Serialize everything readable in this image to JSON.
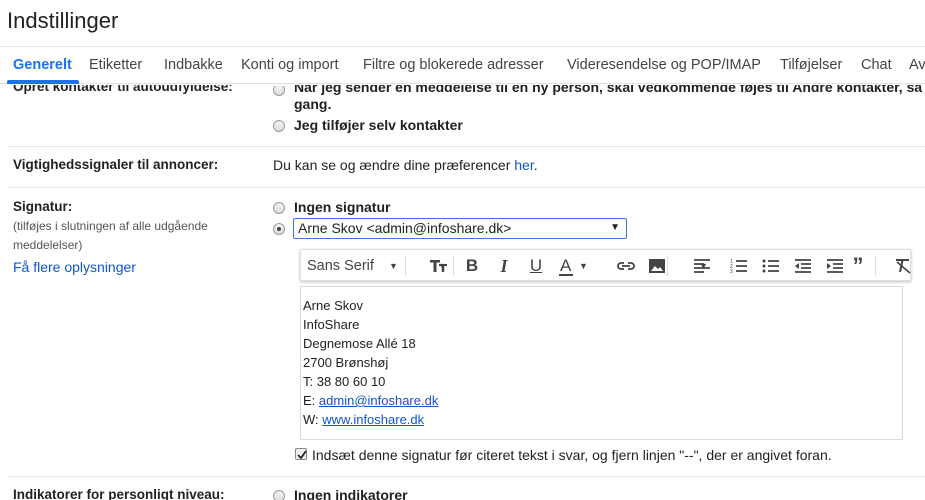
{
  "title": "Indstillinger",
  "tabs": [
    {
      "label": "Generelt",
      "active": true
    },
    {
      "label": "Etiketter"
    },
    {
      "label": "Indbakke"
    },
    {
      "label": "Konti og import"
    },
    {
      "label": "Filtre og blokerede adresser"
    },
    {
      "label": "Videresendelse og POP/IMAP"
    },
    {
      "label": "Tilføjelser"
    },
    {
      "label": "Chat"
    },
    {
      "label": "Av"
    }
  ],
  "contacts": {
    "label": "Opret kontakter til autoudfyldelse:",
    "option1_line1": "Når jeg sender en meddelelse til en ny person, skal vedkommende føjes til Andre kontakter, så jeg",
    "option1_line2": "gang.",
    "option2": "Jeg tilføjer selv kontakter"
  },
  "importance": {
    "label": "Vigtighedssignaler til annoncer:",
    "text": "Du kan se og ændre dine præferencer",
    "link": "her",
    "suffix": "."
  },
  "signature": {
    "label": "Signatur:",
    "sub1": "(tilføjes i slutningen af alle udgående",
    "sub2": "meddelelser)",
    "more_link": "Få flere oplysninger",
    "none_option": "Ingen signatur",
    "selected": "Arne Skov <admin@infoshare.dk>",
    "font_name": "Sans Serif",
    "lines": {
      "name": "Arne Skov",
      "company": "InfoShare",
      "street": "Degnemose Allé 18",
      "city": "2700 Brønshøj",
      "phone": "T: 38 80 60 10",
      "email_prefix": "E: ",
      "email": "admin@infoshare.dk",
      "web_prefix": "W: ",
      "web": "www.infoshare.dk"
    },
    "insert_before_quote": "Indsæt denne signatur før citeret tekst i svar, og fjern linjen \"--\", der er angivet foran.",
    "insert_checked": true
  },
  "indicators": {
    "label": "Indikatorer for personligt niveau:",
    "option1": "Ingen indikatorer"
  },
  "colors": {
    "accent": "#1a73e8",
    "link": "#1155cc"
  }
}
============
• **What to work on**: Retype all entries exactly as they appear, dropping the images.

• **Final answer**:
Serialize everything readable in this image to JSON.
{
  "title": "Indstillinger",
  "tabs": [
    {
      "label": "Generelt",
      "active": true
    },
    {
      "label": "Etiketter"
    },
    {
      "label": "Indbakke"
    },
    {
      "label": "Konti og import"
    },
    {
      "label": "Filtre og blokerede adresser"
    },
    {
      "label": "Videresendelse og POP/IMAP"
    },
    {
      "label": "Tilføjelser"
    },
    {
      "label": "Chat"
    },
    {
      "label": "Av"
    }
  ],
  "contacts": {
    "label": "Opret kontakter til autoudfyldelse:",
    "option1_line1": "Når jeg sender en meddelelse til en ny person, skal vedkommende føjes til Andre kontakter, så jeg",
    "option1_line2": "gang.",
    "option2": "Jeg tilføjer selv kontakter"
  },
  "importance": {
    "label": "Vigtighedssignaler til annoncer:",
    "text": "Du kan se og ændre dine præferencer",
    "link": "her",
    "suffix": "."
  },
  "signature": {
    "label": "Signatur:",
    "sub1": "(tilføjes i slutningen af alle udgående",
    "sub2": "meddelelser)",
    "more_link": "Få flere oplysninger",
    "none_option": "Ingen signatur",
    "selected": "Arne Skov <admin@infoshare.dk>",
    "font_name": "Sans Serif",
    "lines": {
      "name": "Arne Skov",
      "company": "InfoShare",
      "street": "Degnemose Allé 18",
      "city": "2700 Brønshøj",
      "phone": "T: 38 80 60 10",
      "email_prefix": "E: ",
      "email": "admin@infoshare.dk",
      "web_prefix": "W: ",
      "web": "www.infoshare.dk"
    },
    "insert_before_quote": "Indsæt denne signatur før citeret tekst i svar, og fjern linjen \"--\", der er angivet foran.",
    "insert_checked": true
  },
  "indicators": {
    "label": "Indikatorer for personligt niveau:",
    "option1": "Ingen indikatorer"
  },
  "colors": {
    "accent": "#1a73e8",
    "link": "#1155cc"
  }
}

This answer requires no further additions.